Locate the string "color" throughout the material and copy every line in which it occurs.

Dataset entries
..............................

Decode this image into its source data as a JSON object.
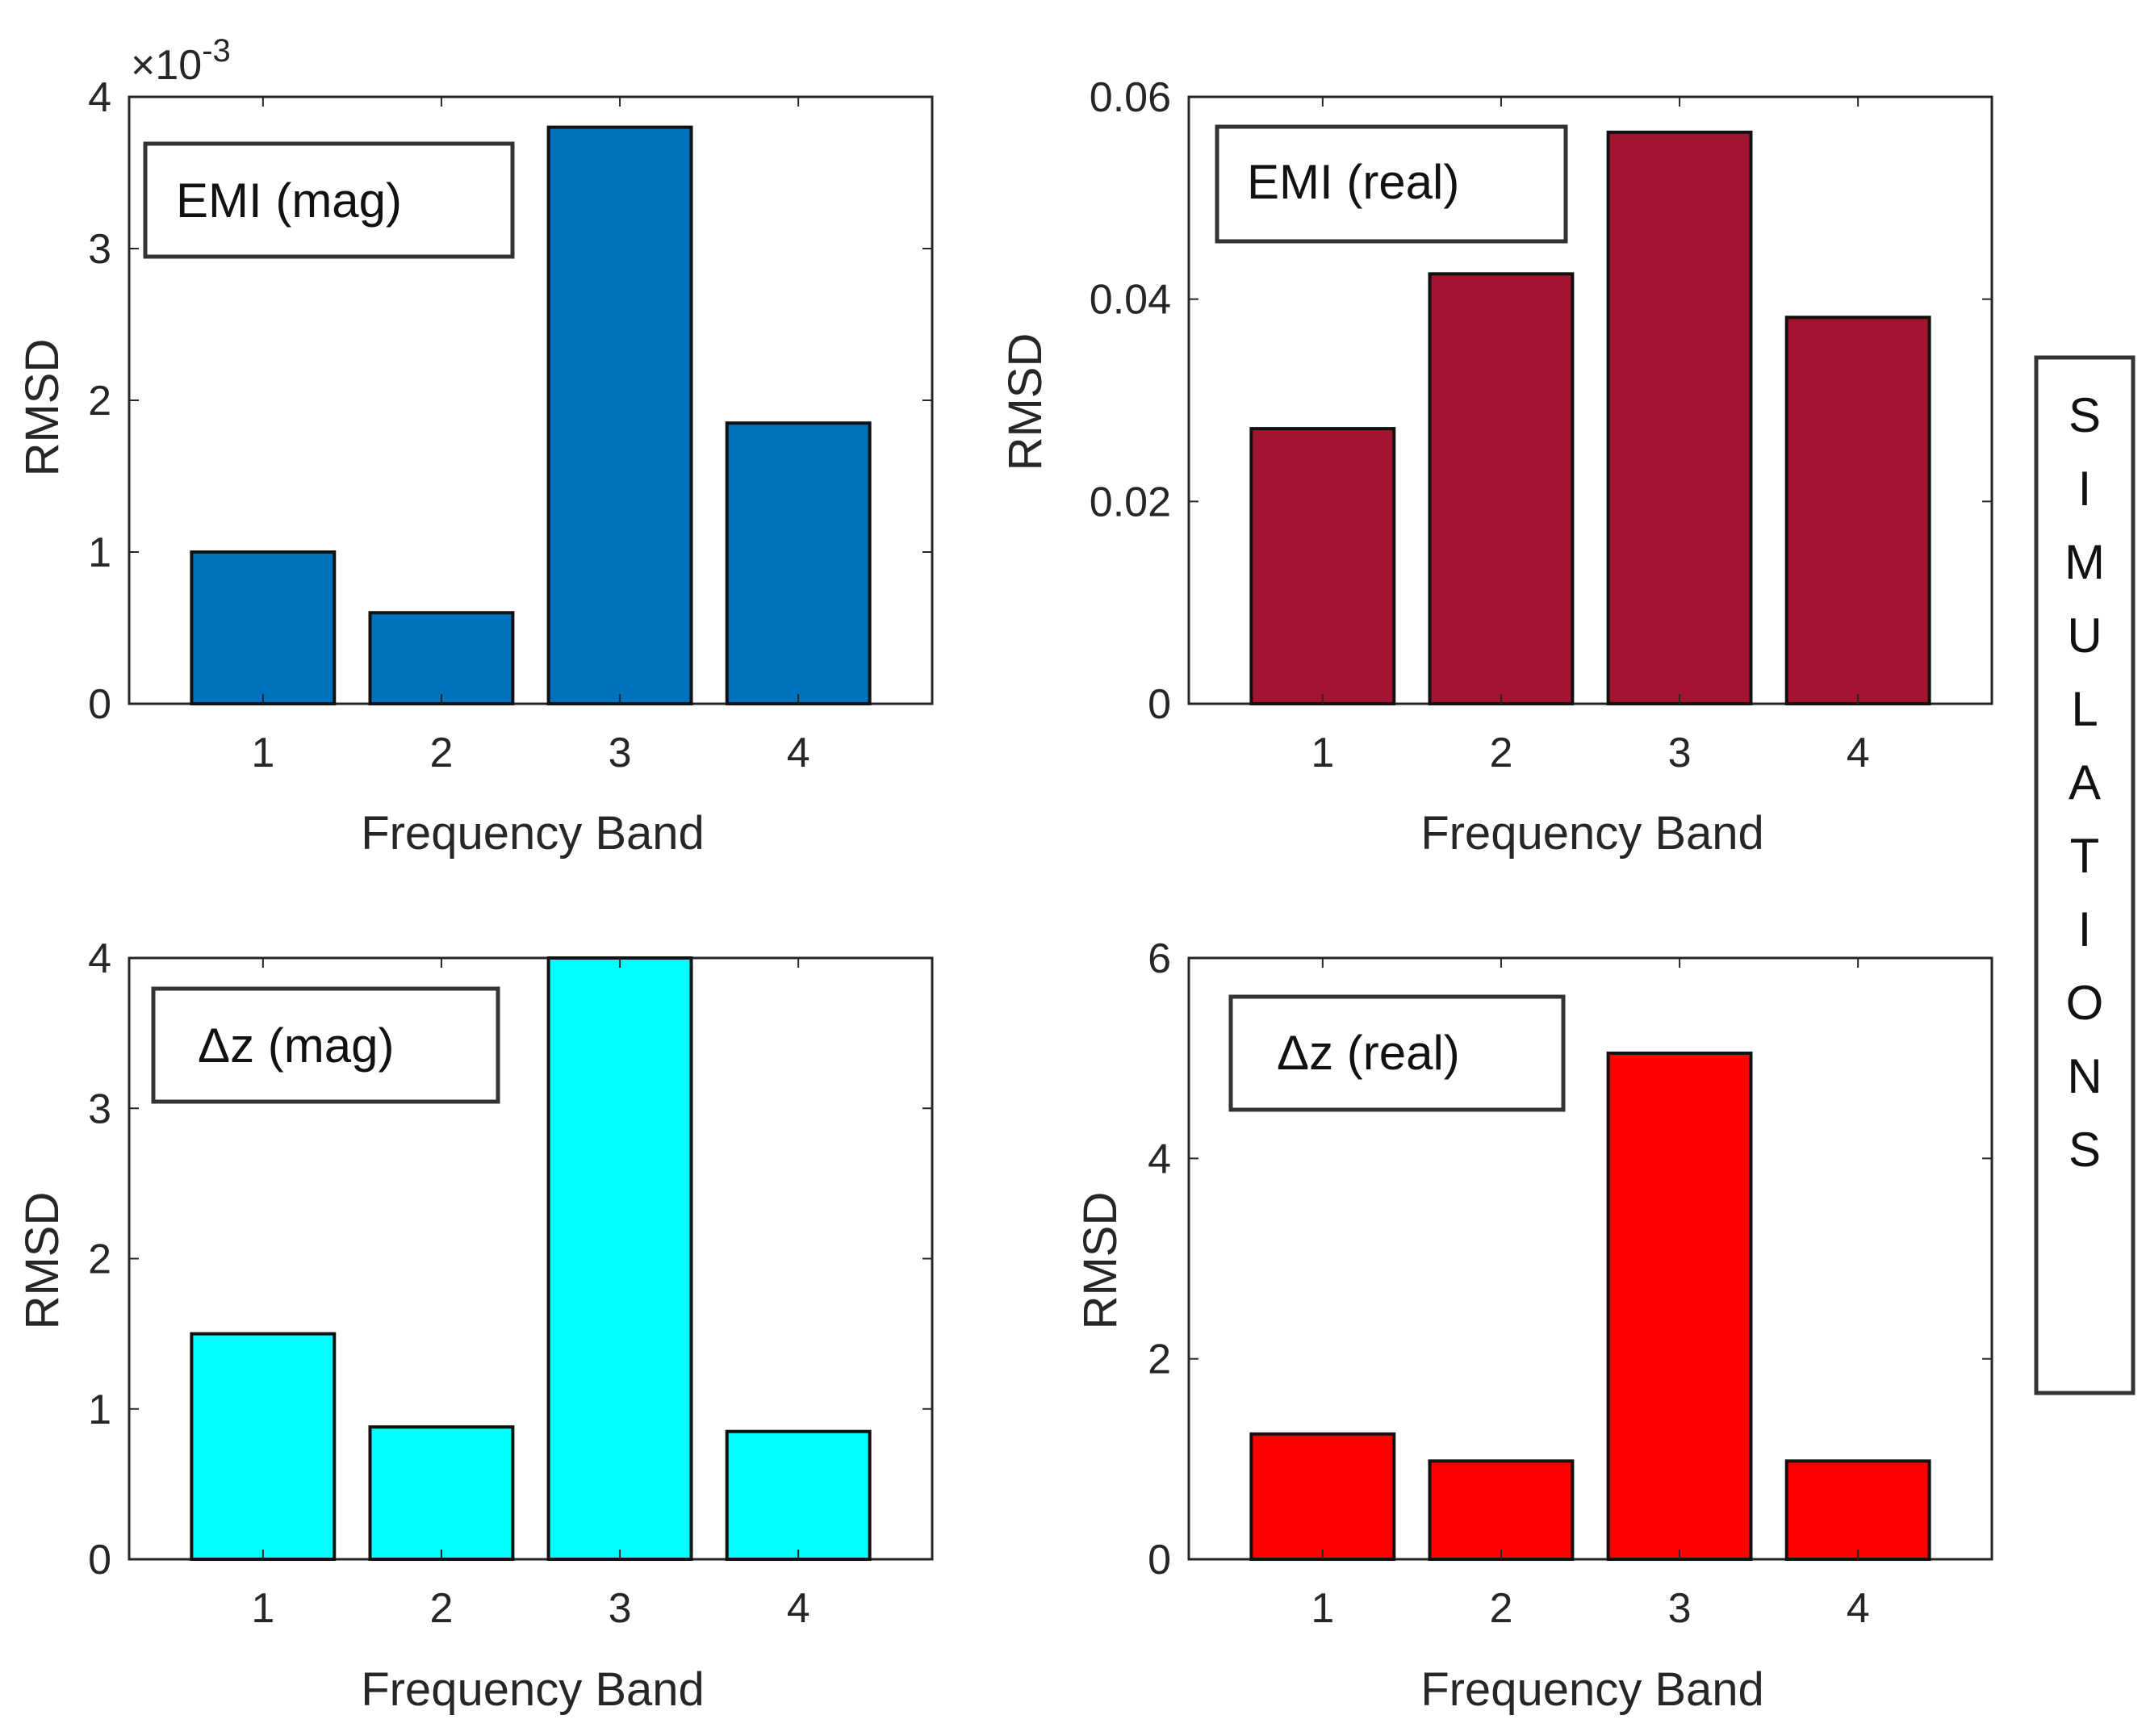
{
  "side_label": "SIMULATIONS",
  "chart_data": [
    {
      "type": "bar",
      "legend": "EMI (mag)",
      "categories": [
        "1",
        "2",
        "3",
        "4"
      ],
      "values": [
        0.001,
        0.0006,
        0.0038,
        0.00185
      ],
      "xlabel": "Frequency Band",
      "ylabel": "RMSD",
      "ylim": [
        0,
        0.004
      ],
      "yticks": [
        0,
        0.001,
        0.002,
        0.003,
        0.004
      ],
      "ytick_labels": [
        "0",
        "1",
        "2",
        "3",
        "4"
      ],
      "y_multiplier": "×10",
      "y_exponent": "-3",
      "color": "#0072BD"
    },
    {
      "type": "bar",
      "legend": "EMI (real)",
      "categories": [
        "1",
        "2",
        "3",
        "4"
      ],
      "values": [
        0.0272,
        0.0425,
        0.0565,
        0.0382
      ],
      "xlabel": "Frequency Band",
      "ylabel": "RMSD",
      "ylim": [
        0,
        0.06
      ],
      "yticks": [
        0,
        0.02,
        0.04,
        0.06
      ],
      "ytick_labels": [
        "0",
        "0.02",
        "0.04",
        "0.06"
      ],
      "color": "#A2142F"
    },
    {
      "type": "bar",
      "legend": "Δz (mag)",
      "categories": [
        "1",
        "2",
        "3",
        "4"
      ],
      "values": [
        1.5,
        0.88,
        4.0,
        0.85
      ],
      "xlabel": "Frequency Band",
      "ylabel": "RMSD",
      "ylim": [
        0,
        4
      ],
      "yticks": [
        0,
        1,
        2,
        3,
        4
      ],
      "ytick_labels": [
        "0",
        "1",
        "2",
        "3",
        "4"
      ],
      "color": "#00FFFF"
    },
    {
      "type": "bar",
      "legend": "Δz (real)",
      "categories": [
        "1",
        "2",
        "3",
        "4"
      ],
      "values": [
        1.25,
        0.98,
        5.05,
        0.98
      ],
      "xlabel": "Frequency Band",
      "ylabel": "RMSD",
      "ylim": [
        0,
        6
      ],
      "yticks": [
        0,
        2,
        4,
        6
      ],
      "ytick_labels": [
        "0",
        "2",
        "4",
        "6"
      ],
      "color": "#FF0000"
    }
  ]
}
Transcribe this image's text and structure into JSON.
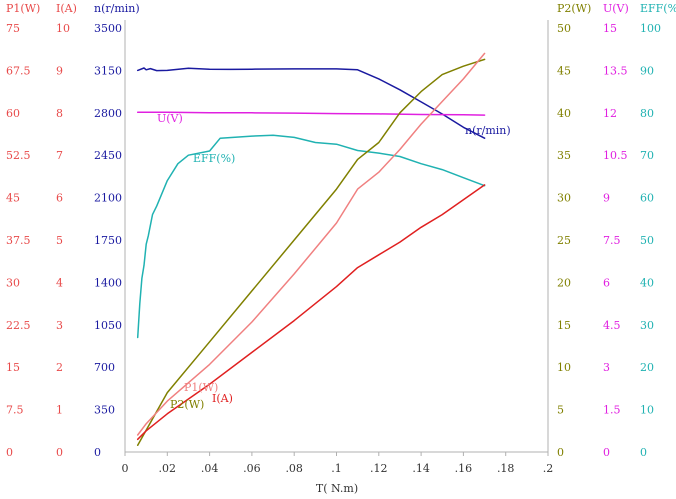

..............................

* _Result of the exercise_
      "color": "#0072BD"
      "color": "#A2142F"
      "color": "#00FFFF"
      "color": "#FF0000"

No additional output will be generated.